[Objective 1] According to the article on Facebook and local news, how many news articles a day about a city must Facebook find being shared on its platform before it will build a Today In for that city?
[Objective 2] Resume the article on Facebook and local news, continuing it from its last sentence.

[Given passage]

┏━━

By Keach Hagey 

Facebook Inc. has been looking to boost its local-news offerings since a 2017 survey showed most of its users were clamoring for more.

It has run into a problem: there simply isn't enough local news in vast swaths of the country.

One-third of Americans live in a place where Facebook can't find enough local news being shared on its service to justify building a localized aggregator for that area, according to data released by Facebook on Monday.

Facebook's local-news aggregator, called Today In, was launched last year and is currently available in 400 cities through Facebook's mobile app. Facebook said it needs to be able to identify at least five news articles a day related to a city that are shared on the platform to justify building a Today In for that city.

The places where this isn't happening aren't only in sparsely populated areas, the data show. Even high-density states such as New Jersey have significant areas where Facebook was unable to find sufficient local-news coverage.

Facebook is releasing its data at a moment of profound concern about the viability of the U.S. local-news industry, which has seen advertising revenue collapse as platforms like Facebook and Alphabet Inc.'s Google have taken market share.

According to Penelope Muse Abernathy, the Knight Chair in Journalism and Digital Media Economics at the University of North Carolina and a former Wall Street Journal executive, more than one in five newspapers have closed in the last decade and a half, leaving half the counties in the nation with just one newspaper, and 200 counties with no newspaper at all.

┗━━

[Dataset]
┏━━

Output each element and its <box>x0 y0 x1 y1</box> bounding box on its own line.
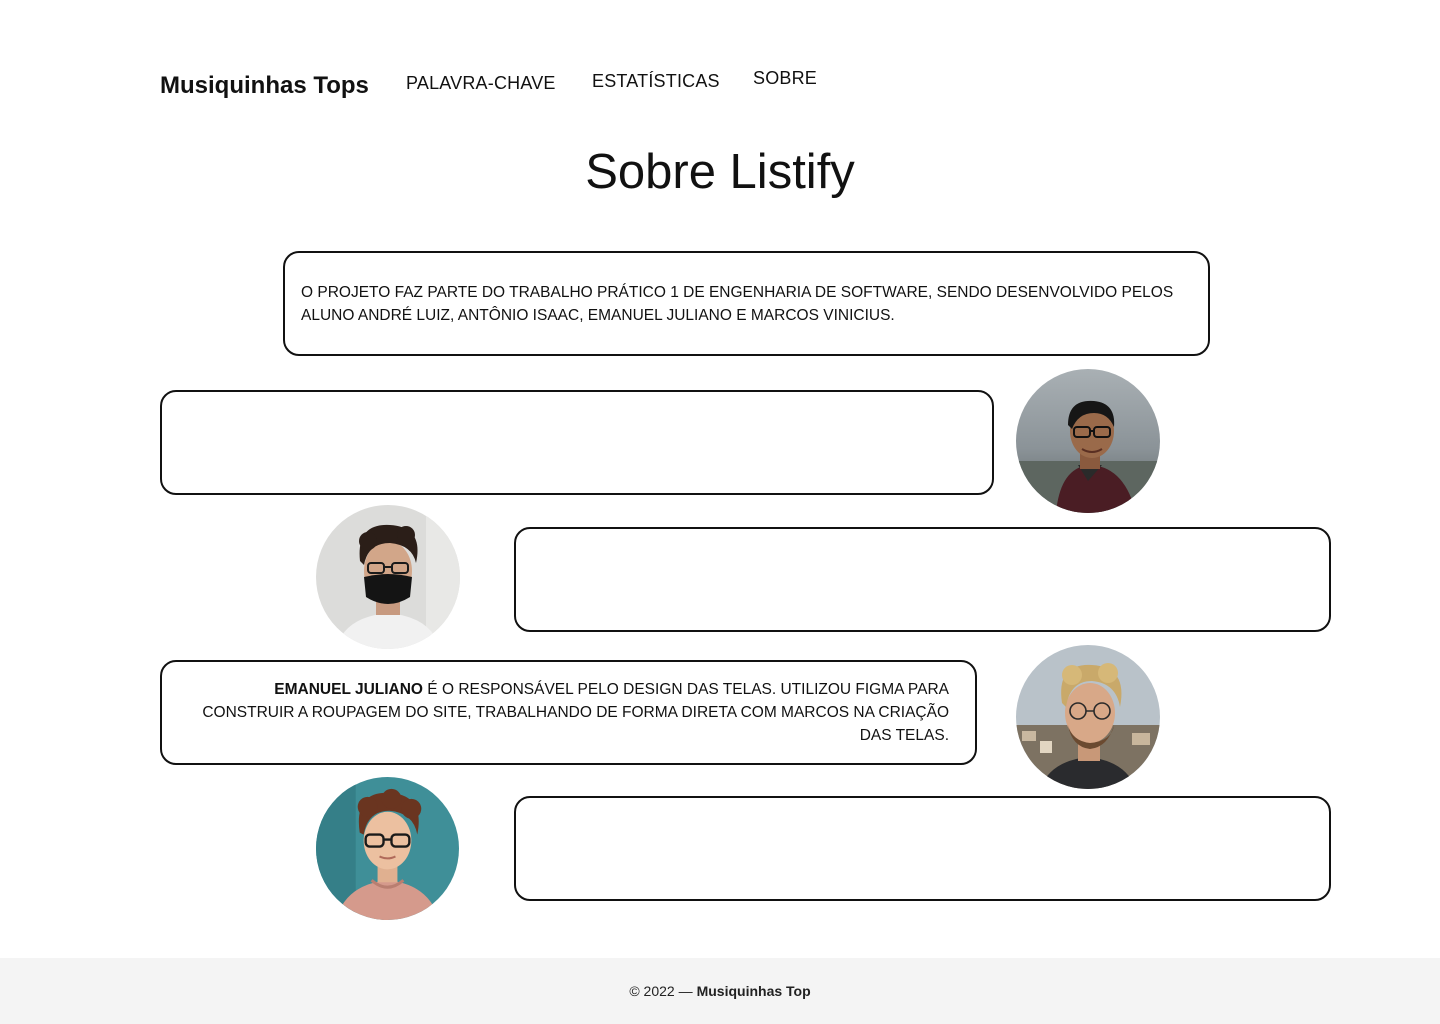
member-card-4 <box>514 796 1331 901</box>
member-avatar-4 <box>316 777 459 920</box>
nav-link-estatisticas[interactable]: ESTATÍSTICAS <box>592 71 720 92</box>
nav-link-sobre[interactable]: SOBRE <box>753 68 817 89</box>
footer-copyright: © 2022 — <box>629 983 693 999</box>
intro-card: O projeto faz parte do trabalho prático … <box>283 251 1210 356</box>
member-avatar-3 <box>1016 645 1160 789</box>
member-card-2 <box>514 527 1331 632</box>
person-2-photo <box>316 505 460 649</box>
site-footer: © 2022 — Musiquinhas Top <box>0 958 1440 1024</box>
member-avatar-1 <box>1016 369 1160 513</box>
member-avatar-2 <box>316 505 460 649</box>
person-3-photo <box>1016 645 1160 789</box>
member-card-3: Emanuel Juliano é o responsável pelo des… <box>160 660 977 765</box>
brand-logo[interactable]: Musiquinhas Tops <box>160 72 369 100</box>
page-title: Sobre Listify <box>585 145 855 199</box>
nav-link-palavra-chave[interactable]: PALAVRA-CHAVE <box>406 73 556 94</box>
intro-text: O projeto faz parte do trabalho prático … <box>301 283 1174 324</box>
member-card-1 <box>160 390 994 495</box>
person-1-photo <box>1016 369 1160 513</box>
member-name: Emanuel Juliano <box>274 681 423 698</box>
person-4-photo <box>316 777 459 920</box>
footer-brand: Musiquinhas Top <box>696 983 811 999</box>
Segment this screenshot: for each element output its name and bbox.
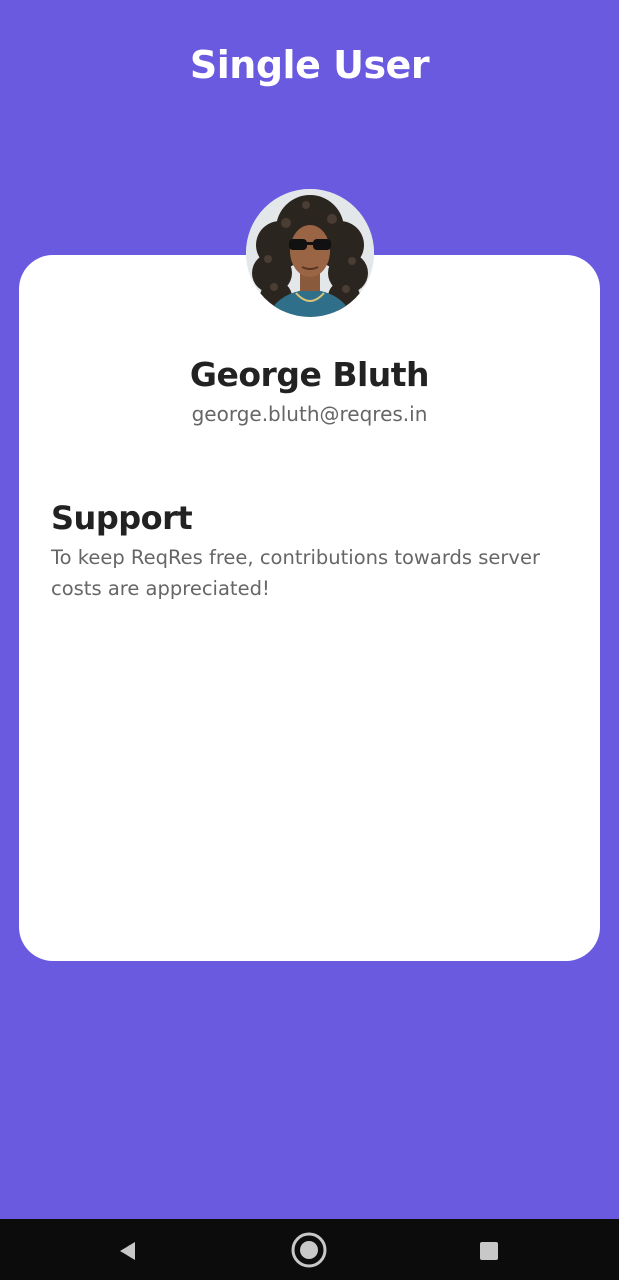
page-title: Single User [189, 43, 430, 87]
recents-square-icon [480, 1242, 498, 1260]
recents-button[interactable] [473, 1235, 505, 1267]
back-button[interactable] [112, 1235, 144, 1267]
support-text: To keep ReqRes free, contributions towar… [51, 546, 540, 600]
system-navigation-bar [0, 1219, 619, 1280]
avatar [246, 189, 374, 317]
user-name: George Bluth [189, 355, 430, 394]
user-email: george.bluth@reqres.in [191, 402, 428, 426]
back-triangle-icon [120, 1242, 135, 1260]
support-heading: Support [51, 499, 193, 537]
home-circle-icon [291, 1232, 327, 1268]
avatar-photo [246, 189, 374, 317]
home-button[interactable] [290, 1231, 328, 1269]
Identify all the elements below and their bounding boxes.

┗━━
┏━━

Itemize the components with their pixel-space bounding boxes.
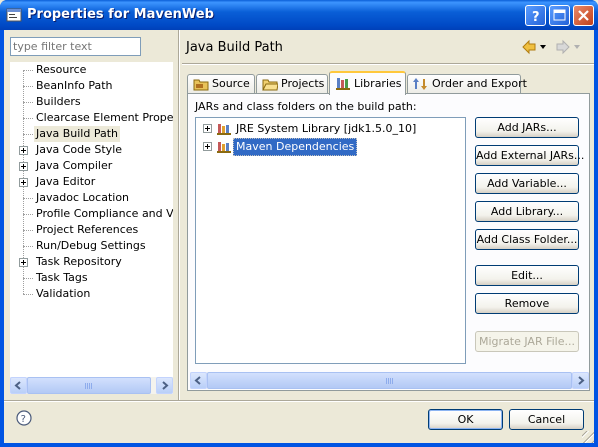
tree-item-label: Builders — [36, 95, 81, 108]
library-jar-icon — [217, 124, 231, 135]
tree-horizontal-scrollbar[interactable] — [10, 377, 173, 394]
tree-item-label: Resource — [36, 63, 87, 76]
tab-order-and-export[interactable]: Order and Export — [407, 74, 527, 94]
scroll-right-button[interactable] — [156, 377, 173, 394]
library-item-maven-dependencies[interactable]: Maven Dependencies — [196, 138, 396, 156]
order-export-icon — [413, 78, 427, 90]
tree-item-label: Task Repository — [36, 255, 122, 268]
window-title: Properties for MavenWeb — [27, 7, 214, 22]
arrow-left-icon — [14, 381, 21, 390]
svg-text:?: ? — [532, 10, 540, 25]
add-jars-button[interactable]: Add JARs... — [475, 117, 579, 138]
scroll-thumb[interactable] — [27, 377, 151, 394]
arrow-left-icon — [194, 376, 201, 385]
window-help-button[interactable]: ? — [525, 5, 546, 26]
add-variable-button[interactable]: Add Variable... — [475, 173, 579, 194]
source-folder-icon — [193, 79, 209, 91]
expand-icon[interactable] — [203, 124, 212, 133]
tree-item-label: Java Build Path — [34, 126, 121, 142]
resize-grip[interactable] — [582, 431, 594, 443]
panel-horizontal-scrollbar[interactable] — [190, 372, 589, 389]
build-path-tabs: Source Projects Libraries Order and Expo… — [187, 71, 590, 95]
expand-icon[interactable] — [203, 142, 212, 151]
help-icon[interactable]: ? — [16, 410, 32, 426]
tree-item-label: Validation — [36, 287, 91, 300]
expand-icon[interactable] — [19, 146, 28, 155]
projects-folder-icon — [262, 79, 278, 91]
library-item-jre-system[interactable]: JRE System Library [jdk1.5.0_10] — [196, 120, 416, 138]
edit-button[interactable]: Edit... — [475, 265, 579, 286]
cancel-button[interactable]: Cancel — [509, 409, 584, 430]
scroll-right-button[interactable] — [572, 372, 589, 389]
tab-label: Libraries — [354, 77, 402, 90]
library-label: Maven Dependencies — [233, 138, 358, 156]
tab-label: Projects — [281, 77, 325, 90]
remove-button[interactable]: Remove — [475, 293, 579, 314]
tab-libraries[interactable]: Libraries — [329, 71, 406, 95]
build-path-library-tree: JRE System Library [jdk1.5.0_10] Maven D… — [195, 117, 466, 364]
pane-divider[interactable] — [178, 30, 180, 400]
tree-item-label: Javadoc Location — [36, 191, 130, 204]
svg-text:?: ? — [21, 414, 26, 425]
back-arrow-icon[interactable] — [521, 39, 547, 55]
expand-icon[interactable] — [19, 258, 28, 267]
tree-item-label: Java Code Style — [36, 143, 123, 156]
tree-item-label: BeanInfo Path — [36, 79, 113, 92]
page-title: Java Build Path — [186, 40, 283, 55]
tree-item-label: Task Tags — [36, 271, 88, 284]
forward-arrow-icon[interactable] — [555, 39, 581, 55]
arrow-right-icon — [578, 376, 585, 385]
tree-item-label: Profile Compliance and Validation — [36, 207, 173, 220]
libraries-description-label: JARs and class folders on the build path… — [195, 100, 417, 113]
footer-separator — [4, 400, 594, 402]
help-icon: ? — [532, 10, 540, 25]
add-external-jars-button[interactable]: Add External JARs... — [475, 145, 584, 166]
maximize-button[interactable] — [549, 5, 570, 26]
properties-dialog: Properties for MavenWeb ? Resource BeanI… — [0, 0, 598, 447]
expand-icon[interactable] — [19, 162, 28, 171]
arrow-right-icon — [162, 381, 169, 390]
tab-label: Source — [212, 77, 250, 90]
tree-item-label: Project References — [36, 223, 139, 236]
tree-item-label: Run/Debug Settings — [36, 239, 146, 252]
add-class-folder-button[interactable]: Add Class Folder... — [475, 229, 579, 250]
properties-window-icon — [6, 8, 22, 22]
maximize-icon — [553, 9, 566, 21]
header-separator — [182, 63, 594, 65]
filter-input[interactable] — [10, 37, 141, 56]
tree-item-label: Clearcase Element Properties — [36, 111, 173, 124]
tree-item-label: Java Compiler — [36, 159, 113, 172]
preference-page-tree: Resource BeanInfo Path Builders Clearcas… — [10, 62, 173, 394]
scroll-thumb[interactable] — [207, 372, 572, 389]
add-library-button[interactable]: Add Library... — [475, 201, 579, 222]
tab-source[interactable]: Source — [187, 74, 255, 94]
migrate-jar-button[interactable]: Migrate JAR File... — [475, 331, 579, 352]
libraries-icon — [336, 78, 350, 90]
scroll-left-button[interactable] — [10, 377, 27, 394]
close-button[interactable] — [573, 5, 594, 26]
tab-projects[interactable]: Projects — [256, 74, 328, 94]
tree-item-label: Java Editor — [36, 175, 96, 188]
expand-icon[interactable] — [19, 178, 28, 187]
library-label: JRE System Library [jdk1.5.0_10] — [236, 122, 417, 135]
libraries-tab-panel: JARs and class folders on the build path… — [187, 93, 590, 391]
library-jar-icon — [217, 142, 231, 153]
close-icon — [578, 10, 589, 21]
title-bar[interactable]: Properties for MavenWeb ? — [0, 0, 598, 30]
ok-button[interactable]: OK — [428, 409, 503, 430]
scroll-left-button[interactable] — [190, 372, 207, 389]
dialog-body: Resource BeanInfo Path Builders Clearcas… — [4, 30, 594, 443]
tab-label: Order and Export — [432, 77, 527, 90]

┗━━

[Expected output 1] At least five.

[Expected output 2]
Nicco Mele, director of the Shorenstein Center on Media, Politics and Public Policy at the Harvard Kennedy School, predicted in 2016 that as many as half of the country's local newspapers will no longer be in print by 2021.

Online-only outlets have managed to fill only a fraction of the void. While nearly 1,800 newspapers have died in the last decade and a half, in Ms. Abernathy's analysis, only about 400 local-news sites have been born in those communities, mostly clustered around big cities.

Facebook has played a role in the decline of local news outlets. Together with Google, it has sucked up much of the advertising revenue that used to go to newspapers. The dominance of the duopoly -- which earned 60% of all digital advertising revenue in the U.S. last year, according to eMarketer, and accounted for nearly all of the growth -- has made it difficult for online-only news sites to build robust advertising businesses.

Online publishers have also complained that the platforms of Facebook and Google have too much power over who sees their news stories. A change to the Facebook News Feed algorithm last year to prioritize posts from friends and family hurt many digital publishers' traffic and put some out of business.

Facebook executives are aware that if the company kills local news, it will wound itself in the process.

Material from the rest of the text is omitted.